◆ Goal ◆
Take the lines from the start through the one containing "title-area: September 2025" and change every "table-row" to "grid-row", leaving everything else as it is.

Annotated element listings:
══════
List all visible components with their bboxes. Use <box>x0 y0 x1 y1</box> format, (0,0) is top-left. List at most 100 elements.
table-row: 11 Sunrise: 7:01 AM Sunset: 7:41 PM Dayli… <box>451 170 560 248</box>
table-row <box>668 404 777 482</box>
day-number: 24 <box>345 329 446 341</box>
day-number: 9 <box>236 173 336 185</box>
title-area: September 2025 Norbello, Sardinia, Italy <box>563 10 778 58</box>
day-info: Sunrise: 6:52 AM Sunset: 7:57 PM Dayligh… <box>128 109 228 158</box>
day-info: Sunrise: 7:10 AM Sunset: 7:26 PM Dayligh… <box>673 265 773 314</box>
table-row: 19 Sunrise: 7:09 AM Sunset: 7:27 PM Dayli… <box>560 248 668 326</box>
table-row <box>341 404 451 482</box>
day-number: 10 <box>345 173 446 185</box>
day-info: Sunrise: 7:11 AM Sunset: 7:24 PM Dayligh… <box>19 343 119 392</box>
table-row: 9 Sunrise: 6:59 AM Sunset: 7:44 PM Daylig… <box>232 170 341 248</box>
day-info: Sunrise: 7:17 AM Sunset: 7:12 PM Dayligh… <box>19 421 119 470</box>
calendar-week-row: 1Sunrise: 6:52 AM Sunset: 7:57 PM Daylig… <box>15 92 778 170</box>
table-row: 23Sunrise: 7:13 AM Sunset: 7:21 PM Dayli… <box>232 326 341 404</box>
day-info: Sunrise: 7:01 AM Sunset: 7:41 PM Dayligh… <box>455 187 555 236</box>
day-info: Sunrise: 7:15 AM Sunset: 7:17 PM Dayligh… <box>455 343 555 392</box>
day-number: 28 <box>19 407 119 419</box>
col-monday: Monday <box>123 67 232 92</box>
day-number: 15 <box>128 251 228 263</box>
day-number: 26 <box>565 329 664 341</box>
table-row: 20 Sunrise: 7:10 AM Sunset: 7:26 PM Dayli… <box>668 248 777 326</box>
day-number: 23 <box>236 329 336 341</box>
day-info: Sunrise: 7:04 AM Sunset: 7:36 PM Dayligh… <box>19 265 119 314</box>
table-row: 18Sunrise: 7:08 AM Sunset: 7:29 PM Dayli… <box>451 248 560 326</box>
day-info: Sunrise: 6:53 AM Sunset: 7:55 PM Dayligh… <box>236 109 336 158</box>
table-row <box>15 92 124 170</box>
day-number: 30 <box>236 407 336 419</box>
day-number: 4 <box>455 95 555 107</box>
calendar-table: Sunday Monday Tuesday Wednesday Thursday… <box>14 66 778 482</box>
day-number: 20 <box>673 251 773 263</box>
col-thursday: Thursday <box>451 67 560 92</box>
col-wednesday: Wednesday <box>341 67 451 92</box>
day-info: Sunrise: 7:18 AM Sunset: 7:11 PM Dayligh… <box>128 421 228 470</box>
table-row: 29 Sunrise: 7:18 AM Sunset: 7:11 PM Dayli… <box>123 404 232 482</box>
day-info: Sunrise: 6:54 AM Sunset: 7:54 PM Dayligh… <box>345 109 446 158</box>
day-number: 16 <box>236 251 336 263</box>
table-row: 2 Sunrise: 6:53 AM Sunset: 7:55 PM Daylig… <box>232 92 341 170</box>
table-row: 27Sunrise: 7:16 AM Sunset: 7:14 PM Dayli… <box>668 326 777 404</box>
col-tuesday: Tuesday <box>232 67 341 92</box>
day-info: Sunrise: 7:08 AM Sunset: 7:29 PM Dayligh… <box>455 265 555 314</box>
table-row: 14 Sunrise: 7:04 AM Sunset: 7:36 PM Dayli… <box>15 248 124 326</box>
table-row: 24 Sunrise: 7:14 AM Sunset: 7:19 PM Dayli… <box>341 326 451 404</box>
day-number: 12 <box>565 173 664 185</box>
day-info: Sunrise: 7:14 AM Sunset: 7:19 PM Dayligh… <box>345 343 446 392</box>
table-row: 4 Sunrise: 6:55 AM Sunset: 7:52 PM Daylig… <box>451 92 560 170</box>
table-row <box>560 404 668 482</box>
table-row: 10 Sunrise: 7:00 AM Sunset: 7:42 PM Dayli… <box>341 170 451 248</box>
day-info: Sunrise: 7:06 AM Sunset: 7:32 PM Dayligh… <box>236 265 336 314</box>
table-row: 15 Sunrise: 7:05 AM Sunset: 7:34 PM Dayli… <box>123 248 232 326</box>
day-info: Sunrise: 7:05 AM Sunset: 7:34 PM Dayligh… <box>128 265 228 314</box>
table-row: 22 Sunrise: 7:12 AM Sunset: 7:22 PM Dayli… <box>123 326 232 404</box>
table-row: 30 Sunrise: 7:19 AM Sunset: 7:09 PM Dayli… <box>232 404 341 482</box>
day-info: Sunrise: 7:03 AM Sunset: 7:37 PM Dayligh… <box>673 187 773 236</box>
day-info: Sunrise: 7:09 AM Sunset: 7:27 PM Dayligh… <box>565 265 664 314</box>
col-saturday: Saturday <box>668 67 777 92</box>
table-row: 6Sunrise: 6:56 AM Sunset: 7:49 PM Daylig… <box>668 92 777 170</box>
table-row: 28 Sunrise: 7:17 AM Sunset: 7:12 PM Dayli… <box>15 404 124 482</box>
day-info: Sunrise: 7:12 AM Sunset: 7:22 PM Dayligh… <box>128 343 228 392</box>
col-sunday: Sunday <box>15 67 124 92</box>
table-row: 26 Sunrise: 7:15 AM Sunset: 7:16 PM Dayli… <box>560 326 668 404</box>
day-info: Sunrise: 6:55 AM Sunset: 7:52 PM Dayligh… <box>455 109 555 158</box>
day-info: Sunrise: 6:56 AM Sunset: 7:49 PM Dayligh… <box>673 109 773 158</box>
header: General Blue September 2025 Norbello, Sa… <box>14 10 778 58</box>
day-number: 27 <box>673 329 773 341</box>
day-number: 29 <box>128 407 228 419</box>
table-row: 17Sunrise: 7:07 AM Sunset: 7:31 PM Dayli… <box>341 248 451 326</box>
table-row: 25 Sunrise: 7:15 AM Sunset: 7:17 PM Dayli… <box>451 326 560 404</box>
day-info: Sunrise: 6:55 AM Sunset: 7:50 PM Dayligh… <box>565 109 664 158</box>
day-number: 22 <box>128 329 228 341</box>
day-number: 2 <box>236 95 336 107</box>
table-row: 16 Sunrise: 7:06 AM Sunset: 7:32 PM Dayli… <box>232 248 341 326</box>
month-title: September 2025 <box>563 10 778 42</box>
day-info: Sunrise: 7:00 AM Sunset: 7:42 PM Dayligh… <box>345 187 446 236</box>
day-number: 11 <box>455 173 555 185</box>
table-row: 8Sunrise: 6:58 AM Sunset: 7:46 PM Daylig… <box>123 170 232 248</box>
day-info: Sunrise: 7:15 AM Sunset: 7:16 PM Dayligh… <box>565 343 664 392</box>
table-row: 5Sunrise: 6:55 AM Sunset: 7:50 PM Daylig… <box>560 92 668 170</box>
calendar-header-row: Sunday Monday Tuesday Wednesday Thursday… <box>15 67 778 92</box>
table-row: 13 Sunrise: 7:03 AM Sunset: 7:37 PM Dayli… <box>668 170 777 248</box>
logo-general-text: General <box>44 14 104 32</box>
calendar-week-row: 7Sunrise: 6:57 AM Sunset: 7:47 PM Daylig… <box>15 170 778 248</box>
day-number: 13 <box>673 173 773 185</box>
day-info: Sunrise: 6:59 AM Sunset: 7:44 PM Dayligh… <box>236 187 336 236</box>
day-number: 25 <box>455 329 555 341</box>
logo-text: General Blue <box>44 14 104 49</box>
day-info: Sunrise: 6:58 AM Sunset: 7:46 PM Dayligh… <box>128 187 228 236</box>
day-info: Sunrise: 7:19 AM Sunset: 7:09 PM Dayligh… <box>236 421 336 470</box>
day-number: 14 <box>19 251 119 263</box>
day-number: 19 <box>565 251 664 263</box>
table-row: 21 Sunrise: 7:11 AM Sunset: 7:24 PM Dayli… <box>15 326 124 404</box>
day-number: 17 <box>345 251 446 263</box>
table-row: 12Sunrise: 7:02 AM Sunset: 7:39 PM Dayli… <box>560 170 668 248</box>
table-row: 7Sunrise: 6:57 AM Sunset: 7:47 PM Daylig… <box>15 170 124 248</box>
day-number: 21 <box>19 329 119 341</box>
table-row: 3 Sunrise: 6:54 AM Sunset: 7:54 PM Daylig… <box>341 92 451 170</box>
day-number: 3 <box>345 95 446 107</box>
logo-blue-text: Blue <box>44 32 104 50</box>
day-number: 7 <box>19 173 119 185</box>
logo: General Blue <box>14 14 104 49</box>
══════
◆ Exercise response ◆
List all visible components with their bboxes. Use <box>x0 y0 x1 y1</box> format, (0,0) is top-left. List at most 100 elements.
grid-row: 11 Sunrise: 7:01 AM Sunset: 7:41 PM Dayli… <box>451 170 560 248</box>
grid-row <box>668 404 777 482</box>
day-number: 24 <box>345 329 446 341</box>
day-number: 9 <box>236 173 336 185</box>
title-area: September 2025 Norbello, Sardinia, Italy <box>563 10 778 58</box>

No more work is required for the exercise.